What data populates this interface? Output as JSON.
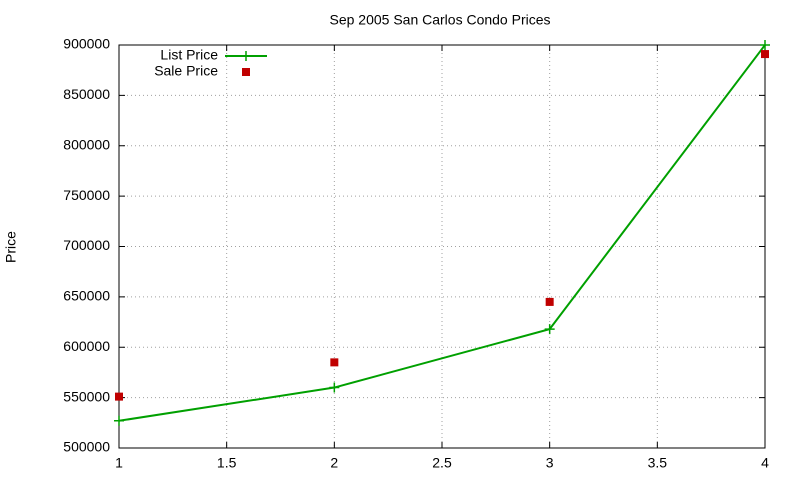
{
  "chart_data": {
    "type": "line",
    "title": "Sep 2005 San Carlos Condo Prices",
    "y_label": "Price",
    "x": [
      1,
      2,
      3,
      4
    ],
    "series": [
      {
        "name": "List Price",
        "color": "#00a000",
        "mode": "lines+points",
        "marker": "plus",
        "values": [
          527000,
          560000,
          618000,
          900000
        ]
      },
      {
        "name": "Sale Price",
        "color": "#c00000",
        "mode": "points",
        "marker": "square",
        "values": [
          551000,
          585000,
          645000,
          891000
        ]
      }
    ],
    "xlim": [
      1,
      4
    ],
    "xticks": [
      1,
      1.5,
      2,
      2.5,
      3,
      3.5,
      4
    ],
    "ylim": [
      500000,
      900000
    ],
    "yticks": [
      500000,
      550000,
      600000,
      650000,
      700000,
      750000,
      800000,
      850000,
      900000
    ],
    "grid": true,
    "legend": "top-left"
  }
}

(Exercise) Repeat each entry exactly as it appears; skip any picture.

(Final result)
What data populates this interface? Output as JSON.
{
  "chart_data": {
    "type": "line",
    "title": "Sep 2005 San Carlos Condo Prices",
    "y_label": "Price",
    "x": [
      1,
      2,
      3,
      4
    ],
    "series": [
      {
        "name": "List Price",
        "color": "#00a000",
        "mode": "lines+points",
        "marker": "plus",
        "values": [
          527000,
          560000,
          618000,
          900000
        ]
      },
      {
        "name": "Sale Price",
        "color": "#c00000",
        "mode": "points",
        "marker": "square",
        "values": [
          551000,
          585000,
          645000,
          891000
        ]
      }
    ],
    "xlim": [
      1,
      4
    ],
    "xticks": [
      1,
      1.5,
      2,
      2.5,
      3,
      3.5,
      4
    ],
    "ylim": [
      500000,
      900000
    ],
    "yticks": [
      500000,
      550000,
      600000,
      650000,
      700000,
      750000,
      800000,
      850000,
      900000
    ],
    "grid": true,
    "legend": "top-left"
  }
}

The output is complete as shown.